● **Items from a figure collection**
####
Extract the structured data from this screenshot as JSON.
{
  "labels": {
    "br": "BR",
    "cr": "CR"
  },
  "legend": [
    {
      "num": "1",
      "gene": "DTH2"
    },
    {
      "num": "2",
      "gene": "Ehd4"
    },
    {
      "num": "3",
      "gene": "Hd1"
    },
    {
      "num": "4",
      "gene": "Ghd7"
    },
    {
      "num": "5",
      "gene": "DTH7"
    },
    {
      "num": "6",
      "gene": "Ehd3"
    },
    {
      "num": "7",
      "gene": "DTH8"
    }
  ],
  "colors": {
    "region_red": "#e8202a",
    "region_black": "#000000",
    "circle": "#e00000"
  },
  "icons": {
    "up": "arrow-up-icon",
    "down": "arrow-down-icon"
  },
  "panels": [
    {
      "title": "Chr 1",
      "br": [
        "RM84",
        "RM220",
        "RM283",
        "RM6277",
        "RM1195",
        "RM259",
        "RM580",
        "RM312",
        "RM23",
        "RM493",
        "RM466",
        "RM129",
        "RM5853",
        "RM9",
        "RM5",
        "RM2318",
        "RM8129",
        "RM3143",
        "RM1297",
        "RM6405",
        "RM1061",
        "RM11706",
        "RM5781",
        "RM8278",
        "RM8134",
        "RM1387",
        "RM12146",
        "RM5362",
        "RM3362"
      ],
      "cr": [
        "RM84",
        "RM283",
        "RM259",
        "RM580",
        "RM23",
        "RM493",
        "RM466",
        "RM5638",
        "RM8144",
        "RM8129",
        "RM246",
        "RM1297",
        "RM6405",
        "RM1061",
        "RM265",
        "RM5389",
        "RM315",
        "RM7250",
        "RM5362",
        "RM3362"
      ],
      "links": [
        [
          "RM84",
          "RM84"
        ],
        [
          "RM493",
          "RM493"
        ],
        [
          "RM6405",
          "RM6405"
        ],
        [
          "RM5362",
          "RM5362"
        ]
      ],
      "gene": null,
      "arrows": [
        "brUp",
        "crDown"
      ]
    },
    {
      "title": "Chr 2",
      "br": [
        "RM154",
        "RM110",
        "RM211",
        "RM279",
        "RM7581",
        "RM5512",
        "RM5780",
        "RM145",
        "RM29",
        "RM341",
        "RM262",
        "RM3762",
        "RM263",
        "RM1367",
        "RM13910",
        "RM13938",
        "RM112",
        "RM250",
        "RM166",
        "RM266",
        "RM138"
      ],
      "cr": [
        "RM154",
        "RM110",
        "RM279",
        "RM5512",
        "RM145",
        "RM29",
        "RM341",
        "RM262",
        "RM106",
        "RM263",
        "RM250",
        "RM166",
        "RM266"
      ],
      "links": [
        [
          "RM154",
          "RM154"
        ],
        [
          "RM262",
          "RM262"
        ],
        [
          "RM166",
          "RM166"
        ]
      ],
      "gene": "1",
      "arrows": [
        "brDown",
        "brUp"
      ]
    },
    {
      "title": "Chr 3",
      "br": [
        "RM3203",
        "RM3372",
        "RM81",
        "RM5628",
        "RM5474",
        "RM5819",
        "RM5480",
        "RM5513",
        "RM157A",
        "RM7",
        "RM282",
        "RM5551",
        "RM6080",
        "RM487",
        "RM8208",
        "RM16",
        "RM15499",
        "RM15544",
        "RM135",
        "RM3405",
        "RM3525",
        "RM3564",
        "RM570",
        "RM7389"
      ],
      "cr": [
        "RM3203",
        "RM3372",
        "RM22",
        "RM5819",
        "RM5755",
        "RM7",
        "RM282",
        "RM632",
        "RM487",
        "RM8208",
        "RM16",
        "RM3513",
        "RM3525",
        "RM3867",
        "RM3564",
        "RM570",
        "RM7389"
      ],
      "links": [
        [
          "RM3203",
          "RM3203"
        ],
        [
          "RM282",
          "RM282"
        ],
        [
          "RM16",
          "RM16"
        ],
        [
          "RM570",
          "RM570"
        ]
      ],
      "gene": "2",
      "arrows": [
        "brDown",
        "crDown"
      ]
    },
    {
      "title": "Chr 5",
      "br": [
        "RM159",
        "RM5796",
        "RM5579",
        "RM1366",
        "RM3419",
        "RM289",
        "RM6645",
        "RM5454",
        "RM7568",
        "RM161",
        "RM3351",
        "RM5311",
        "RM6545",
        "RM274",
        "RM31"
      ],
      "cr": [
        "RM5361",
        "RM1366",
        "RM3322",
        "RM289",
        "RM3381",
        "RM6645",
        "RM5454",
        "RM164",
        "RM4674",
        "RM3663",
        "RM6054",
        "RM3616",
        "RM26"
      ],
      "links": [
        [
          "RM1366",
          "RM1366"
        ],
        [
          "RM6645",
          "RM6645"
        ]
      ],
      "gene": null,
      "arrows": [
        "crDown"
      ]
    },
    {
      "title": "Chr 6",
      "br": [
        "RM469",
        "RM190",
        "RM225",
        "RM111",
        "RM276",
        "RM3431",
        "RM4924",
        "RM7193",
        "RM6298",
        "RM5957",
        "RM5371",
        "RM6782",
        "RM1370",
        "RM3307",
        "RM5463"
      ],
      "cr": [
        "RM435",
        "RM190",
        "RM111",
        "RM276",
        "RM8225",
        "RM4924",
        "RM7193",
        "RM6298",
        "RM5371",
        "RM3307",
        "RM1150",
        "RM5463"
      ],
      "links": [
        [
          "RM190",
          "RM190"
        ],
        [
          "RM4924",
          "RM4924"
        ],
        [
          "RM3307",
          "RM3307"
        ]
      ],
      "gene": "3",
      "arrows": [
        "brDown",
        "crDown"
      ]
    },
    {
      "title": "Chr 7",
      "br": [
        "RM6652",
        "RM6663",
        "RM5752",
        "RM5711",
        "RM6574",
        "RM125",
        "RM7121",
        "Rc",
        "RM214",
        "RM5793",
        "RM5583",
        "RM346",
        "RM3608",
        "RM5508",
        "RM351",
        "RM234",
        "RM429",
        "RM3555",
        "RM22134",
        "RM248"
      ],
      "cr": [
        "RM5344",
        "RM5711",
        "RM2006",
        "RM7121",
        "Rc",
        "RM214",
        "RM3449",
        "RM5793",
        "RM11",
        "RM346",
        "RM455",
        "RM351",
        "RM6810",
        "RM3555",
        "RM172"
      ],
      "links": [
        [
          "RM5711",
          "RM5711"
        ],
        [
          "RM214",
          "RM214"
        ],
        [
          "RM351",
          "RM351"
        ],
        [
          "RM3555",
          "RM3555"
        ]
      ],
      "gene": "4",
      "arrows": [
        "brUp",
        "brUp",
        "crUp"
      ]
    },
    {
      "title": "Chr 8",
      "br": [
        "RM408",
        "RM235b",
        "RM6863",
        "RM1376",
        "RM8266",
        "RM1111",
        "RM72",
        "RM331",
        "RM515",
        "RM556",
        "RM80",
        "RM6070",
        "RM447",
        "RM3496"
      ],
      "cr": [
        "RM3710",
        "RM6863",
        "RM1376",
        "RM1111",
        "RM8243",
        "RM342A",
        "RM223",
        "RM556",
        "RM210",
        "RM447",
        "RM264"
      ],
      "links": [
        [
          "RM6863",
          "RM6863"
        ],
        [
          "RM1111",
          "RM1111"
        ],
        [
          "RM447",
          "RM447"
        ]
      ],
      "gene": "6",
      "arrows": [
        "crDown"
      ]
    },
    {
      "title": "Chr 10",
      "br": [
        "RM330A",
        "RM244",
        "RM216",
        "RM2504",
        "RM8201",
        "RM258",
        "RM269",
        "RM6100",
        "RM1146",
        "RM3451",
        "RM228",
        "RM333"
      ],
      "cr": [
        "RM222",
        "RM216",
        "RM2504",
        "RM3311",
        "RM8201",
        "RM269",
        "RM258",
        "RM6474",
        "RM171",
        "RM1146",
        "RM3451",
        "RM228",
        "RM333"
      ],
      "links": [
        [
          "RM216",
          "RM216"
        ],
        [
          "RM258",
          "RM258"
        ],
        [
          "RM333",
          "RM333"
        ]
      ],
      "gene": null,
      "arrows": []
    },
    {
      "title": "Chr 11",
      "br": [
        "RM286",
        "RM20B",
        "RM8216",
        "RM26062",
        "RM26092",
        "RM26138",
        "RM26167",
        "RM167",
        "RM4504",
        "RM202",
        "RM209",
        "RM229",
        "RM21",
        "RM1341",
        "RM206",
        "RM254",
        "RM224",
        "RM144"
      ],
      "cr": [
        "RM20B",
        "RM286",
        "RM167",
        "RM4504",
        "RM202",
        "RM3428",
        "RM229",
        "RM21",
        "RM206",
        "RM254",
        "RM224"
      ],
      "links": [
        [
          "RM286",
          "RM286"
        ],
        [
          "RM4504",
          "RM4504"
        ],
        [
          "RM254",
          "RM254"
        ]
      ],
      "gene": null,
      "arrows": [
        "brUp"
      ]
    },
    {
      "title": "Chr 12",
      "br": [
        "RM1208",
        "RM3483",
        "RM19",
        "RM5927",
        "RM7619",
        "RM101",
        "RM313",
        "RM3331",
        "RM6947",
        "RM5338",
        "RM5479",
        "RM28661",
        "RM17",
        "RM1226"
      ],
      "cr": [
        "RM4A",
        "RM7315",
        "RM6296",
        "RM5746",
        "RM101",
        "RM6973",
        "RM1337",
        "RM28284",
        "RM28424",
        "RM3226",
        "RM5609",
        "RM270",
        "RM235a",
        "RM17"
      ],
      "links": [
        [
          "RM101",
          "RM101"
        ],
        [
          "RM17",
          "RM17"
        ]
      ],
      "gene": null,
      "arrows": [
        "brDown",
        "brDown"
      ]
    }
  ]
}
####
● **Written request**
Using the records above, copy each line that contains "title".

● **Task response**
      "title": "Chr 1",
      "title": "Chr 2",
      "title": "Chr 3",
      "title": "Chr 5",
      "title": "Chr 6",
      "title": "Chr 7",
      "title": "Chr 8",
      "title": "Chr 10",
      "title": "Chr 11",
      "title": "Chr 12",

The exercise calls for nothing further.